#### EXERCISE DESCRIPTION
Which lines hold the word "JSON"? Copy each of them.

--- start of EXCERPTED DATA ---

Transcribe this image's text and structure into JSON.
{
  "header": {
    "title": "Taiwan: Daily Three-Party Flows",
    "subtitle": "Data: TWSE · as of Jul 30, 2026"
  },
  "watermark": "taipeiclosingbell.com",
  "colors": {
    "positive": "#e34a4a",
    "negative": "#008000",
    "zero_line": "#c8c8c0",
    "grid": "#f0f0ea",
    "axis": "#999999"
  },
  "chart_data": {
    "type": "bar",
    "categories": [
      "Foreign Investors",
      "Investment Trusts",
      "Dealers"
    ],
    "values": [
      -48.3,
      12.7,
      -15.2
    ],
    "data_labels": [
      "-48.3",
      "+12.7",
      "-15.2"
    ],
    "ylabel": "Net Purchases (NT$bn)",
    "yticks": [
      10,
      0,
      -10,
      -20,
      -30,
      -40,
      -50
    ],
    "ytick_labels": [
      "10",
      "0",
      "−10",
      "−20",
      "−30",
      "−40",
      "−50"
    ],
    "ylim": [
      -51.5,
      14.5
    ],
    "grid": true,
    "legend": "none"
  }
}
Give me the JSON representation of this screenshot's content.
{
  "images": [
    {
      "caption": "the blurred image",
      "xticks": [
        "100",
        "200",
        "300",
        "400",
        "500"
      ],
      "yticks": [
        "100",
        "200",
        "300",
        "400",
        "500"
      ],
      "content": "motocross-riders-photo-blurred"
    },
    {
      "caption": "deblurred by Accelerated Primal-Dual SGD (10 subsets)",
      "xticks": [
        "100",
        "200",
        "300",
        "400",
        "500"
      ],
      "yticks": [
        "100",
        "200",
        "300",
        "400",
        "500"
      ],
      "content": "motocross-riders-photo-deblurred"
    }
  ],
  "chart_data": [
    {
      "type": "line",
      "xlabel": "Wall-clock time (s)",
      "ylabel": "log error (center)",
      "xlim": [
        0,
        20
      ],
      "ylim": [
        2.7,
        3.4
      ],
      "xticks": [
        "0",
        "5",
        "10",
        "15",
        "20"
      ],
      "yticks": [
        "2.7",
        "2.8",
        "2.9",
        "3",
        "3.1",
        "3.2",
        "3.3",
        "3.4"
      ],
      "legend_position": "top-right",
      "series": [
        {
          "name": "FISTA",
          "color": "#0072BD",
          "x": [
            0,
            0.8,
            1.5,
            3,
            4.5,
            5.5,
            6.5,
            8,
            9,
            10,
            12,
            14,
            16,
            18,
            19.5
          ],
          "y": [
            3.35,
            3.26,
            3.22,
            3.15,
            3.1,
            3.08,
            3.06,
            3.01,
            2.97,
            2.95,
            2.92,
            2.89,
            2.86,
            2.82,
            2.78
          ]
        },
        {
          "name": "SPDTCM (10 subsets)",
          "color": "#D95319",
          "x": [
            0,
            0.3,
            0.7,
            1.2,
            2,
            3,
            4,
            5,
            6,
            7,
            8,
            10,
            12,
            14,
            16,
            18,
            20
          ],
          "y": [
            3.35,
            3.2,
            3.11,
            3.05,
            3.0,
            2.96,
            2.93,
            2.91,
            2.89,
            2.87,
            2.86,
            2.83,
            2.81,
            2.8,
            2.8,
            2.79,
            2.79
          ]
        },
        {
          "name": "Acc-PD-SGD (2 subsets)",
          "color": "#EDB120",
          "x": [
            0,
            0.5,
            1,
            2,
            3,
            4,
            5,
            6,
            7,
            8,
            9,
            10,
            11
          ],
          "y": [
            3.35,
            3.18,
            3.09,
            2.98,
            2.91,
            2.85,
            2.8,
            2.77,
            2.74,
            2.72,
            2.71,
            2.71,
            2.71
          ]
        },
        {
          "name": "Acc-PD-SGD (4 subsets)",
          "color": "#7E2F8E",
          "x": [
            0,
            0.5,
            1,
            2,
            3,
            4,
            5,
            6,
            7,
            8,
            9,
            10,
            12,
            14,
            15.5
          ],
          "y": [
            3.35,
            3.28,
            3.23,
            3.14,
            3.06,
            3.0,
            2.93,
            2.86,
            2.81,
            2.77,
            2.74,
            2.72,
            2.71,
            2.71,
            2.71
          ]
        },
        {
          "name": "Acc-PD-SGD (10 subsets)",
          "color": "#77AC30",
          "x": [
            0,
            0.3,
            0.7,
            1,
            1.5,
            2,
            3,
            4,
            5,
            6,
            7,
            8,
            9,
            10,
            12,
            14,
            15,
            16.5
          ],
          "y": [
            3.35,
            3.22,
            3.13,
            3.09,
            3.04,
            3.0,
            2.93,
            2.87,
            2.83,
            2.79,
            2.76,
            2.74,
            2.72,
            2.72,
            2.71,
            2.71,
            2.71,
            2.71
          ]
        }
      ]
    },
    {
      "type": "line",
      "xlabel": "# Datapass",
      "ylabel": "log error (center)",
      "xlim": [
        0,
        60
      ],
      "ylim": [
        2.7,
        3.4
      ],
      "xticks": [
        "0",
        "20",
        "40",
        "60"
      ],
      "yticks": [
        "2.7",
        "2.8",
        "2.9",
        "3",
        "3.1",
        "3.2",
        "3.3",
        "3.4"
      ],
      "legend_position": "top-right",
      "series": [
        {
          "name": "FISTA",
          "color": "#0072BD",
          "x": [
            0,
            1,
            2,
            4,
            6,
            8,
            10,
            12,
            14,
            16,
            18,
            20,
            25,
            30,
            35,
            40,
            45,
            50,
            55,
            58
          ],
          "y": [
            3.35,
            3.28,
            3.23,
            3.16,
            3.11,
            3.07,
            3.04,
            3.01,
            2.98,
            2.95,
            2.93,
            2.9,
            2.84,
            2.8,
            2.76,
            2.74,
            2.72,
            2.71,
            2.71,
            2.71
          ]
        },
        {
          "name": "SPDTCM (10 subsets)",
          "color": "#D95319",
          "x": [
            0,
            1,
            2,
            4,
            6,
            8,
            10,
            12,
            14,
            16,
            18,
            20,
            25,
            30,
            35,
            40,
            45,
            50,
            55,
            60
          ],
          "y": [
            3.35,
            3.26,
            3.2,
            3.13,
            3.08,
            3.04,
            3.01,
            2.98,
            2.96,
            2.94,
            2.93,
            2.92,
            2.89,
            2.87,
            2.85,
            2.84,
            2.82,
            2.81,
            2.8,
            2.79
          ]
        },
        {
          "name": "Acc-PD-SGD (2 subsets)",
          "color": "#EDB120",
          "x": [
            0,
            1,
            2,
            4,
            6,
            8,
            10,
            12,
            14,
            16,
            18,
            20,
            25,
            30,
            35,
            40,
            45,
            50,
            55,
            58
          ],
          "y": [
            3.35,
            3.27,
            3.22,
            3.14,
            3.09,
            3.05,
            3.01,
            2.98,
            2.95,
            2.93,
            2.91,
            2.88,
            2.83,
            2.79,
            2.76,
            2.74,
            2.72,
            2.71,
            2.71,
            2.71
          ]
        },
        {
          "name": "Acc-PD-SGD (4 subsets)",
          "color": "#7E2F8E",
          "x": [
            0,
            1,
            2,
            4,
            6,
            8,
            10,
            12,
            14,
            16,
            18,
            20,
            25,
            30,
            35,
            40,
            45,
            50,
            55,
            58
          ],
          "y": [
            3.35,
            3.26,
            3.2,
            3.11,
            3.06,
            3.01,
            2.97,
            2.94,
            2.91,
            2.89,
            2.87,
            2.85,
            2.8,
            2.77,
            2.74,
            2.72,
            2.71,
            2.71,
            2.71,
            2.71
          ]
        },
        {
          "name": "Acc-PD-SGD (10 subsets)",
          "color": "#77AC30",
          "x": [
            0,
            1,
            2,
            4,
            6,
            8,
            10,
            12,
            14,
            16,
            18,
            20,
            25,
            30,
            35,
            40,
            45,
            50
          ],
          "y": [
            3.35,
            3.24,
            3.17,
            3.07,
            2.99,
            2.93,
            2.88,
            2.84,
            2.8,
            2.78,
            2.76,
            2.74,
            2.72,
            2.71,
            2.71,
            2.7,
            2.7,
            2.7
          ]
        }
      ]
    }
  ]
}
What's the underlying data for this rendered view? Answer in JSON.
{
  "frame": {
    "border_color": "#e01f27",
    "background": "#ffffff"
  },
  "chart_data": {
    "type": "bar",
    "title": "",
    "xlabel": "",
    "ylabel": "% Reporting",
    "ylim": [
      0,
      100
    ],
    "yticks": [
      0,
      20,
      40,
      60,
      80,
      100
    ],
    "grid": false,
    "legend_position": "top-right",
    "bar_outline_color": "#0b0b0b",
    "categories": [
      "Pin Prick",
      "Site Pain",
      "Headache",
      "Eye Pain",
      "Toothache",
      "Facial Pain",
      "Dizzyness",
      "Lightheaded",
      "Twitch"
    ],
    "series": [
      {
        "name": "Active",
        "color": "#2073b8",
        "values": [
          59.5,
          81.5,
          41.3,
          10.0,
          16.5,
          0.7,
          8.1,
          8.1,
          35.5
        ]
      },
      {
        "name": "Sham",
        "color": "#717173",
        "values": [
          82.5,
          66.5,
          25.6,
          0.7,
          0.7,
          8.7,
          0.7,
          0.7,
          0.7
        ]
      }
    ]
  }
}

--- end of EXCERPTED DATA ---

#### SOLUTION TO THIS EXERCISE
Transcribe this image's text and structure into JSON.
Give me the JSON representation of this screenshot's content.
What's the underlying data for this rendered view? Answer in JSON.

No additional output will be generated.